### GIVEN REQUEST
In your copy, leave out the pictures; write out all the data exactly.
=-=-=-=-=
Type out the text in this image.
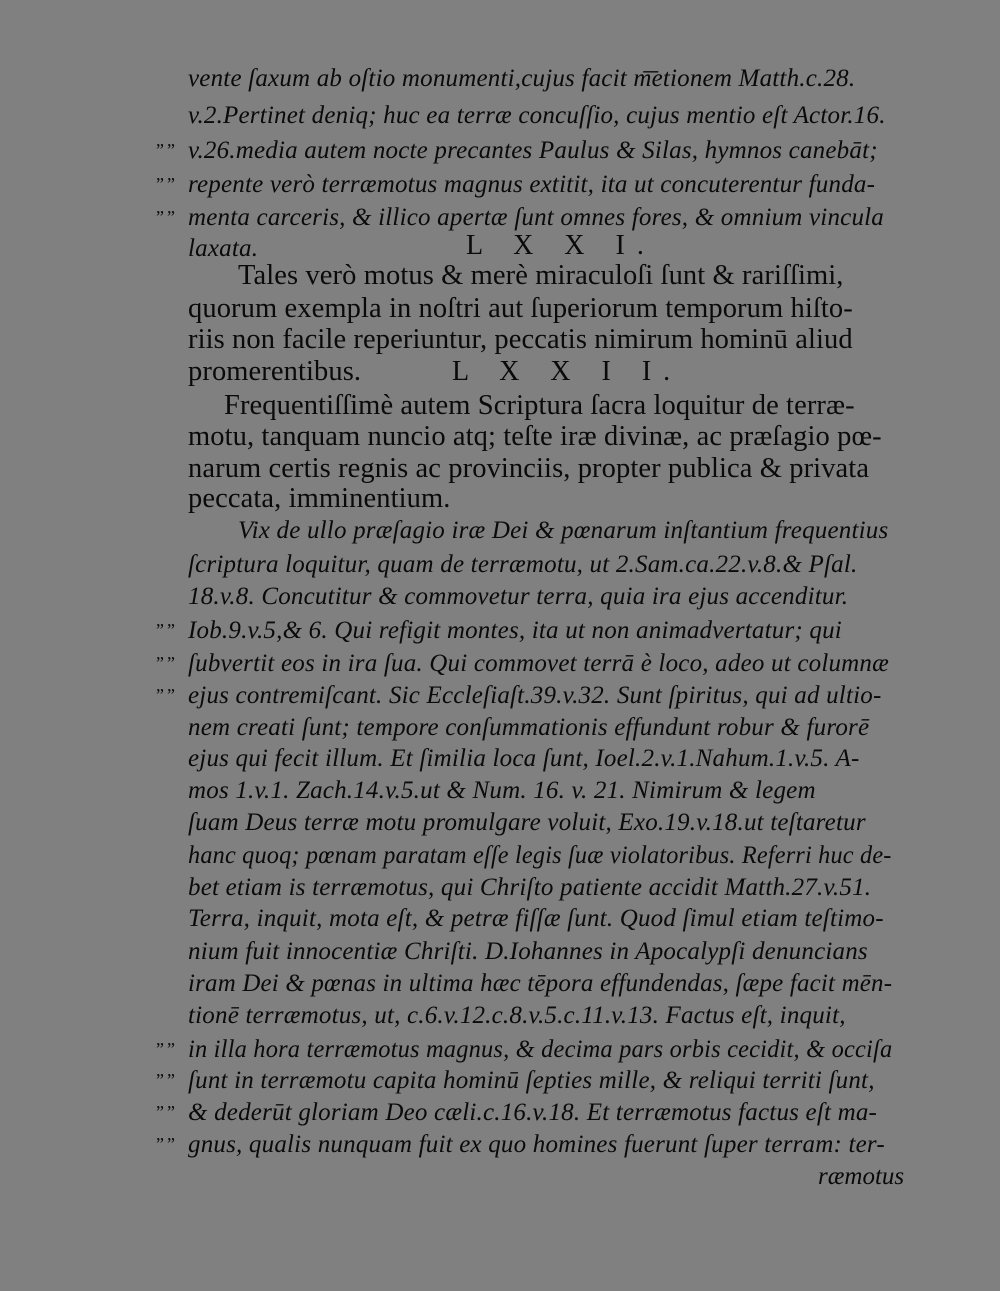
vente ſaxum ab oſtio monumenti,cujus facit m͞etionem Matth.c.28.
v.2.Pertinet deniq; huc ea terræ concuſſio, cujus mentio eſt Actor.16.
”” v.26.media autem nocte precantes Paulus & Silas, hymnos canebāt;
”” repente verò terræmotus magnus extitit, ita ut concuterentur funda-
”” menta carceris, & illico apertæ ſunt omnes fores, & omnium vincula
laxata.	L X X I.
Tales verò motus & merè miraculoſi ſunt & rariſſimi,
quorum exempla in noſtri aut ſuperiorum temporum hiſto-
riis non facile reperiuntur, peccatis nimirum hominū aliud
promerentibus.	L X X I I.
Frequentiſſimè autem Scriptura ſacra loquitur de terræ-
motu, tanquam nuncio atq; teſte iræ divinæ, ac præſagio pœ-
narum certis regnis ac provinciis, propter publica & privata
peccata, imminentium.
Vix de ullo præſagio iræ Dei & pœnarum inſtantium frequentius
ſcriptura loquitur, quam de terræmotu, ut 2.Sam.ca.22.v.8.& Pſal.
18.v.8. Concutitur & commovetur terra, quia ira ejus accenditur.
”” Iob.9.v.5,& 6. Qui refigit montes, ita ut non animadvertatur; qui
”” ſubvertit eos in ira ſua. Qui commovet terrā è loco, adeo ut columnæ
”” ejus contremiſcant. Sic Eccleſiaſt.39.v.32. Sunt ſpiritus, qui ad ultio-
nem creati ſunt; tempore conſummationis effundunt robur & furorē
ejus qui fecit illum. Et ſimilia loca ſunt, Ioel.2.v.1.Nahum.1.v.5. A-
mos 1.v.1. Zach.14.v.5.ut & Num. 16. v. 21. Nimirum & legem
ſuam Deus terræ motu promulgare voluit, Exo.19.v.18.ut teſtaretur
hanc quoq; pœnam paratam eſſe legis ſuæ violatoribus. Referri huc de-
bet etiam is terræmotus, qui Chriſto patiente accidit Matth.27.v.51.
Terra, inquit, mota eſt, & petræ fiſſæ ſunt. Quod ſimul etiam teſtimo-
nium fuit innocentiæ Chriſti. D.Iohannes in Apocalypſi denuncians
iram Dei & pœnas in ultima hæc tēpora effundendas, ſæpe facit mēn-
tionē terræmotus, ut, c.6.v.12.c.8.v.5.c.11.v.13. Factus eſt, inquit,
”” in illa hora terræmotus magnus, & decima pars orbis cecidit, & occiſa
”” ſunt in terræmotu capita hominū ſepties mille, & reliqui territi ſunt,
”” & dederūt gloriam Deo cæli.c.16.v.18. Et terræmotus factus eſt ma-
”” gnus, qualis nunquam fuit ex quo homines fuerunt ſuper terram: ter-
ræmotus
=-=-=-=-=
### RESPONSE TO THE EXERCISE
Type out the text in this image.
vente ſaxum ab oſtio monumenti,cujus facit m͞etionem Matth.c.28.
v.2.Pertinet deniq; huc ea terræ concuſſio, cujus mentio eſt Actor.16.
”” v.26.media autem nocte precantes Paulus & Silas, hymnos canebāt;
”” repente verò terræmotus magnus extitit, ita ut concuterentur funda-
”” menta carceris, & illico apertæ ſunt omnes fores, & omnium vincula
laxata.	L X X I.
Tales verò motus & merè miraculoſi ſunt & rariſſimi,
quorum exempla in noſtri aut ſuperiorum temporum hiſto-
riis non facile reperiuntur, peccatis nimirum hominū aliud
promerentibus.	L X X I I.
Frequentiſſimè autem Scriptura ſacra loquitur de terræ-
motu, tanquam nuncio atq; teſte iræ divinæ, ac præſagio pœ-
narum certis regnis ac provinciis, propter publica & privata
peccata, imminentium.
Vix de ullo præſagio iræ Dei & pœnarum inſtantium frequentius
ſcriptura loquitur, quam de terræmotu, ut 2.Sam.ca.22.v.8.& Pſal.
18.v.8. Concutitur & commovetur terra, quia ira ejus accenditur.
”” Iob.9.v.5,& 6. Qui refigit montes, ita ut non animadvertatur; qui
”” ſubvertit eos in ira ſua. Qui commovet terrā è loco, adeo ut columnæ
”” ejus contremiſcant. Sic Eccleſiaſt.39.v.32. Sunt ſpiritus, qui ad ultio-
nem creati ſunt; tempore conſummationis effundunt robur & furorē
ejus qui fecit illum. Et ſimilia loca ſunt, Ioel.2.v.1.Nahum.1.v.5. A-
mos 1.v.1. Zach.14.v.5.ut & Num. 16. v. 21. Nimirum & legem
ſuam Deus terræ motu promulgare voluit, Exo.19.v.18.ut teſtaretur
hanc quoq; pœnam paratam eſſe legis ſuæ violatoribus. Referri huc de-
bet etiam is terræmotus, qui Chriſto patiente accidit Matth.27.v.51.
Terra, inquit, mota eſt, & petræ fiſſæ ſunt. Quod ſimul etiam teſtimo-
nium fuit innocentiæ Chriſti. D.Iohannes in Apocalypſi denuncians
iram Dei & pœnas in ultima hæc tēpora effundendas, ſæpe facit mēn-
tionē terræmotus, ut, c.6.v.12.c.8.v.5.c.11.v.13. Factus eſt, inquit,
”” in illa hora terræmotus magnus, & decima pars orbis cecidit, & occiſa
”” ſunt in terræmotu capita hominū ſepties mille, & reliqui territi ſunt,
”” & dederūt gloriam Deo cæli.c.16.v.18. Et terræmotus factus eſt ma-
”” gnus, qualis nunquam fuit ex quo homines fuerunt ſuper terram: ter-
ræmotus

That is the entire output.